• [Dataset records]
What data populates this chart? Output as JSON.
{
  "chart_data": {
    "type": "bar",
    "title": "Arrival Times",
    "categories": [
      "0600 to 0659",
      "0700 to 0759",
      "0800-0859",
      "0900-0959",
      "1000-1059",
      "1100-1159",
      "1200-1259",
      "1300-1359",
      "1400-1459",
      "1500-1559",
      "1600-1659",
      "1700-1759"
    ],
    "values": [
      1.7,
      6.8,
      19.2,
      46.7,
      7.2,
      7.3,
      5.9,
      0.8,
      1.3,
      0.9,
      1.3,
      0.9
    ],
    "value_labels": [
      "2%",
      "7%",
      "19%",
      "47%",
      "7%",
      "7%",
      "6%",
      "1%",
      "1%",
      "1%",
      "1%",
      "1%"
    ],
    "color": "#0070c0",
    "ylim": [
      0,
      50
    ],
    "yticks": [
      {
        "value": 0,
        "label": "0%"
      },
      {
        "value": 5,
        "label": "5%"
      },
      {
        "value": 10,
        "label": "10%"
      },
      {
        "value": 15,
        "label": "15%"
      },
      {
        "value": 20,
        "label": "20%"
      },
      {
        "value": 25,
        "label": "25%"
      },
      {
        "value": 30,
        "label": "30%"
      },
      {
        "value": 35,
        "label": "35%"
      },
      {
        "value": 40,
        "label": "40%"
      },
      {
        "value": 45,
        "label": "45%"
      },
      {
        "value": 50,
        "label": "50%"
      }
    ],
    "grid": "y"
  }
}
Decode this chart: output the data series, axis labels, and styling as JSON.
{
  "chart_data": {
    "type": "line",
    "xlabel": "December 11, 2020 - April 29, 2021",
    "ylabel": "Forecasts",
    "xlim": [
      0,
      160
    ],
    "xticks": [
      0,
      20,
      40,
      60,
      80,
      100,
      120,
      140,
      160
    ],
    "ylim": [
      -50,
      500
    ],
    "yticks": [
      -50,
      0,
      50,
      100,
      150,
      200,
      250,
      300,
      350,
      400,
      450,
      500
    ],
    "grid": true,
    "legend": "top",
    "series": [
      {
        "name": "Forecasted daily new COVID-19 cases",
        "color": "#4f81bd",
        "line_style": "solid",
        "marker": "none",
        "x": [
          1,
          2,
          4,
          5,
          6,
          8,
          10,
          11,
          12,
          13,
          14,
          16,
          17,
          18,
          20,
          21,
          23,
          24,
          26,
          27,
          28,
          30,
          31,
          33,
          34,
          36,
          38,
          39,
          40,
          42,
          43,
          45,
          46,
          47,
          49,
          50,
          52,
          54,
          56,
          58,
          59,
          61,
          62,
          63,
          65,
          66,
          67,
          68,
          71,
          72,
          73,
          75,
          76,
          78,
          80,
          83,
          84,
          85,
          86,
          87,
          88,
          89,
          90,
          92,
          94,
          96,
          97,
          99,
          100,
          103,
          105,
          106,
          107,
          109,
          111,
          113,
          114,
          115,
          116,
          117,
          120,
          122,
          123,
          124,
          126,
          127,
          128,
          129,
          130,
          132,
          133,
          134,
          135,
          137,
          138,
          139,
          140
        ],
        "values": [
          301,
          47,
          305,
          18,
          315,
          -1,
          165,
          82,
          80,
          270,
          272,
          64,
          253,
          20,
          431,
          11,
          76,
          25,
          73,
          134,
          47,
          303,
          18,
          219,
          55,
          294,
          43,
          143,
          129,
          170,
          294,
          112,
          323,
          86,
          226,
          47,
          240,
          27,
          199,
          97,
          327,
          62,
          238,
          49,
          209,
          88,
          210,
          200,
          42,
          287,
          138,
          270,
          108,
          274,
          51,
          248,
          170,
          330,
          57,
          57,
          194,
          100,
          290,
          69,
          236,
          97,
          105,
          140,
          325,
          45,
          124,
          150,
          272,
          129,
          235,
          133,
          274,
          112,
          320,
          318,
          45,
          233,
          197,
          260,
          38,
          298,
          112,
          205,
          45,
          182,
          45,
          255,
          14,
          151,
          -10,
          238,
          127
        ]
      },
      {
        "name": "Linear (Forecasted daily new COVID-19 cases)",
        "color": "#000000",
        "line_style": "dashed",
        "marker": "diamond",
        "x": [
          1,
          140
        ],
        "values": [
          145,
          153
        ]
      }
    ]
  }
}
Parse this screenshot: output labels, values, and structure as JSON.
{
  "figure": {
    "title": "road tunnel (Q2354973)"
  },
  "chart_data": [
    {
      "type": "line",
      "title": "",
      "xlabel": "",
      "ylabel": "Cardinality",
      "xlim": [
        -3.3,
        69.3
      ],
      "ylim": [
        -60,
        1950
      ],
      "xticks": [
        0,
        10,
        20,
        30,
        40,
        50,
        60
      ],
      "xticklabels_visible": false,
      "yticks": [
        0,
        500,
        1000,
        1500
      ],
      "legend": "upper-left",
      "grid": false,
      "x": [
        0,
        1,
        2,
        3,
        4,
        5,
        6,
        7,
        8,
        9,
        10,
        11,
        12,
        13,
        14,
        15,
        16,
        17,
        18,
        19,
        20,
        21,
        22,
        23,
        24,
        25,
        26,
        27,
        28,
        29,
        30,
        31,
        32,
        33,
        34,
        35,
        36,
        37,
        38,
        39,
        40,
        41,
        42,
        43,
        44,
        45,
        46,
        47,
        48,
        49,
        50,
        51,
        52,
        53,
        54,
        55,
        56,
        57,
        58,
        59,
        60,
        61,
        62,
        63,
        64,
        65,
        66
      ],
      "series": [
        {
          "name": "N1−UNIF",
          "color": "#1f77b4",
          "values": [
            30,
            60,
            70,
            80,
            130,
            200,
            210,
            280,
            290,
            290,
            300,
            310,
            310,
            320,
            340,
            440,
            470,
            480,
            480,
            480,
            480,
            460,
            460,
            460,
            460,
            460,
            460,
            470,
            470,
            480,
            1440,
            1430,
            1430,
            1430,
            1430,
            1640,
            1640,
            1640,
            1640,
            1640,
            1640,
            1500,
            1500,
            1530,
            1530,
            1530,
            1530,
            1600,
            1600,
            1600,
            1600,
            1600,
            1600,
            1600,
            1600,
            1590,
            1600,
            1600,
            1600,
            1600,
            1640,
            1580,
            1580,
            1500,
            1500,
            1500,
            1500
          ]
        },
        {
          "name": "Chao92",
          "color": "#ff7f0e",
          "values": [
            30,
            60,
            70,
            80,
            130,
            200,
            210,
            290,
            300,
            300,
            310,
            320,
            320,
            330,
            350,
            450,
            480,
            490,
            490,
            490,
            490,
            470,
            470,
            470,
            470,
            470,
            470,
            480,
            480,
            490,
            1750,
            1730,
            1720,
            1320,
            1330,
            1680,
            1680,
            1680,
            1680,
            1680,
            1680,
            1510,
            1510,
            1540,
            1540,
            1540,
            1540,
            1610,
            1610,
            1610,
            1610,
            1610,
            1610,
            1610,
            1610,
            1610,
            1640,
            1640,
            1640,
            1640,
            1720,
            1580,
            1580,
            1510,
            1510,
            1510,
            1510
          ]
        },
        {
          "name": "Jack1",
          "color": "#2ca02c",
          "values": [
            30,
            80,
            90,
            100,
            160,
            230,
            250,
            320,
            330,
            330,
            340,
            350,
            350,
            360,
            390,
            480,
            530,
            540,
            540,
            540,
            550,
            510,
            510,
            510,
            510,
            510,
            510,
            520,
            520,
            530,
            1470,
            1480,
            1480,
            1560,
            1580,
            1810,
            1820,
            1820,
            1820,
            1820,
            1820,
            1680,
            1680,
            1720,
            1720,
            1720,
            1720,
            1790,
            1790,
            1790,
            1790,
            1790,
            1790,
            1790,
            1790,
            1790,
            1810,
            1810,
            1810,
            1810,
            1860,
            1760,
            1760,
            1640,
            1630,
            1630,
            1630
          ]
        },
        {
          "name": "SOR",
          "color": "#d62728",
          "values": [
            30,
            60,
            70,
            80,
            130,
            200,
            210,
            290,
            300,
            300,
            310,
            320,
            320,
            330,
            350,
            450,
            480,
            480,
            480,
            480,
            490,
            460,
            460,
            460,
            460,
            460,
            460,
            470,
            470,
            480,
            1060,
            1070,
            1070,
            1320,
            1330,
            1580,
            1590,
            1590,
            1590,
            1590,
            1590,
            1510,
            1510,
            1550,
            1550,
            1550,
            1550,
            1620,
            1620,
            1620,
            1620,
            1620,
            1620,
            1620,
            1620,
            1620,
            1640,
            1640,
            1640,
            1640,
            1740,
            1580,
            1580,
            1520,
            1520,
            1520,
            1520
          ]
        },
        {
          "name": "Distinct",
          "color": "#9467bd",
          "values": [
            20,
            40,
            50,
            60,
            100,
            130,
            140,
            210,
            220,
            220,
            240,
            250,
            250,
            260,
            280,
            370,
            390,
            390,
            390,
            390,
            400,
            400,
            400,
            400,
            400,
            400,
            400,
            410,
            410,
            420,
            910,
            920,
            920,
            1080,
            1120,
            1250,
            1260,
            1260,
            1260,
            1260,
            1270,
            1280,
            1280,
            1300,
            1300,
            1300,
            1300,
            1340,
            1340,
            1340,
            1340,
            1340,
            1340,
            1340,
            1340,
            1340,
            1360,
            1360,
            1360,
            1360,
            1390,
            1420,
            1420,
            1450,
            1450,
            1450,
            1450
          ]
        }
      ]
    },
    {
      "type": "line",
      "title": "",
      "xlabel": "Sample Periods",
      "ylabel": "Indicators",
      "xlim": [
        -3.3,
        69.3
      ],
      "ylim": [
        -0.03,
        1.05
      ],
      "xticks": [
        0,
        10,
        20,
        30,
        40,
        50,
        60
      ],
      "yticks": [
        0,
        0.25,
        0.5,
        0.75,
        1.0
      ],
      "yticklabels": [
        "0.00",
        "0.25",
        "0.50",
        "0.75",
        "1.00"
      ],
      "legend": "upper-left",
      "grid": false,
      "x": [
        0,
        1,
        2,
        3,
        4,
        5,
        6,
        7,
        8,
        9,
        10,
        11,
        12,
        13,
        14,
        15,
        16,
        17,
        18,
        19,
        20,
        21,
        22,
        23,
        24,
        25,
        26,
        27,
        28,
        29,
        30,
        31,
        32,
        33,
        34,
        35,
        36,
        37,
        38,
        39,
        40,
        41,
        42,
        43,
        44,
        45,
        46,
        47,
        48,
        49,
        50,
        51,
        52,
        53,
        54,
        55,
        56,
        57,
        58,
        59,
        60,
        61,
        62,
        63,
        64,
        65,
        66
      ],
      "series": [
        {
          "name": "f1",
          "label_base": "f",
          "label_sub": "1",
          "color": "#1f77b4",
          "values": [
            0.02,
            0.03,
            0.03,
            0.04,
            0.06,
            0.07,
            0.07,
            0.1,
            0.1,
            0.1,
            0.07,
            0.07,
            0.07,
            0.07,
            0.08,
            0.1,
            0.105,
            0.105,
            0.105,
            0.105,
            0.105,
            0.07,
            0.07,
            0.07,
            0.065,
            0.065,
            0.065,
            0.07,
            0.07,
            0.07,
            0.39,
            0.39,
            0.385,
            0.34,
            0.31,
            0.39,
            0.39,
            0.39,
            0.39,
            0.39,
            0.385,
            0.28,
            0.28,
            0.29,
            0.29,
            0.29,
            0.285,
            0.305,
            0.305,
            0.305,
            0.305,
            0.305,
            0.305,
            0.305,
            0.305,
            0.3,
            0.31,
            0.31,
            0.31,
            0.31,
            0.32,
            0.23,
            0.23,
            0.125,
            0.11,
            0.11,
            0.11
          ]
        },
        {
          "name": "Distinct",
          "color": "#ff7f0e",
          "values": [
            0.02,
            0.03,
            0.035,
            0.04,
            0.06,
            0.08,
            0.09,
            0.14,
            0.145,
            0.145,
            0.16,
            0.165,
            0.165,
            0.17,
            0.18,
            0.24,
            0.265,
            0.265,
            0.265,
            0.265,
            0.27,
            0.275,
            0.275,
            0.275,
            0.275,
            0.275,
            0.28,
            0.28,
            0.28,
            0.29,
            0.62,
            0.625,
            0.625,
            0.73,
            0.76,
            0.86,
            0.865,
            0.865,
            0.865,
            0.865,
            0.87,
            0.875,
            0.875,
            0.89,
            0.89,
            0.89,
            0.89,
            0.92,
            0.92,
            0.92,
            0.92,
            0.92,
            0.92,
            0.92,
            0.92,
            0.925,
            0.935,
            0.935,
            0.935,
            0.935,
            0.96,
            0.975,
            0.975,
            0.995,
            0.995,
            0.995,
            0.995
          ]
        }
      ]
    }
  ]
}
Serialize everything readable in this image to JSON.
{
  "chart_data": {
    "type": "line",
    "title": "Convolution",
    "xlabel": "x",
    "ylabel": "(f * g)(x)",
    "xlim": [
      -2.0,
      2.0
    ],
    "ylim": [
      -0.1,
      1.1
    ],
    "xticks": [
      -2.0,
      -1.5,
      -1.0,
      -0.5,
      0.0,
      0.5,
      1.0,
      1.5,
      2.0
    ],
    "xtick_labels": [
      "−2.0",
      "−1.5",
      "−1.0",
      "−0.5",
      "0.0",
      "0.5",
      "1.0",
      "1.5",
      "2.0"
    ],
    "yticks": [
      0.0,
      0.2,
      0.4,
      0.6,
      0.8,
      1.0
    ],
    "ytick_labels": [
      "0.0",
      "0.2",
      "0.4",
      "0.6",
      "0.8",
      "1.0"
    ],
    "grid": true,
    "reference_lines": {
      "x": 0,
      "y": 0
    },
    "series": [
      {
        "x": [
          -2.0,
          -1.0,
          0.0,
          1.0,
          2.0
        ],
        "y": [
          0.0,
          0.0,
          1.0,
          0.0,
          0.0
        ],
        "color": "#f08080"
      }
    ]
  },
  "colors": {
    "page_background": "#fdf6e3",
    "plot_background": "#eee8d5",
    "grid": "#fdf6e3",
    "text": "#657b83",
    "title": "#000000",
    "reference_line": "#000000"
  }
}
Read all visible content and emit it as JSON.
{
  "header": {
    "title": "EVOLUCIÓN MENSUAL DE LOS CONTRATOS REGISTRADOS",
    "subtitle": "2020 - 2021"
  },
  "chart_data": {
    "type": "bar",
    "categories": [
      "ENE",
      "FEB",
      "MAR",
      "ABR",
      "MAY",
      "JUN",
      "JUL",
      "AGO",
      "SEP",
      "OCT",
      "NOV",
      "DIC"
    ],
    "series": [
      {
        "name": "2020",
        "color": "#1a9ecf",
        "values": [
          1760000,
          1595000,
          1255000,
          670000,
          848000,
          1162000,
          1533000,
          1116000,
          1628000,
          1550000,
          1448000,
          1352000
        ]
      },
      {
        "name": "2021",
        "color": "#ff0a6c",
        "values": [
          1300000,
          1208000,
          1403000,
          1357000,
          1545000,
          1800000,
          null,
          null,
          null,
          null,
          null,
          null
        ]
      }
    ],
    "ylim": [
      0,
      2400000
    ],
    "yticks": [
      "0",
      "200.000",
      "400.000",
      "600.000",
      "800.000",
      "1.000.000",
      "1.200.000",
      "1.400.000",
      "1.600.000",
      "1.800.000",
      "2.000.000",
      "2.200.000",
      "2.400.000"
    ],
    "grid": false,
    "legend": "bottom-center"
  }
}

• [Your task] Compute the number of lines above that contain the string "cases". Reply with that value only.

• [Complete answer] 2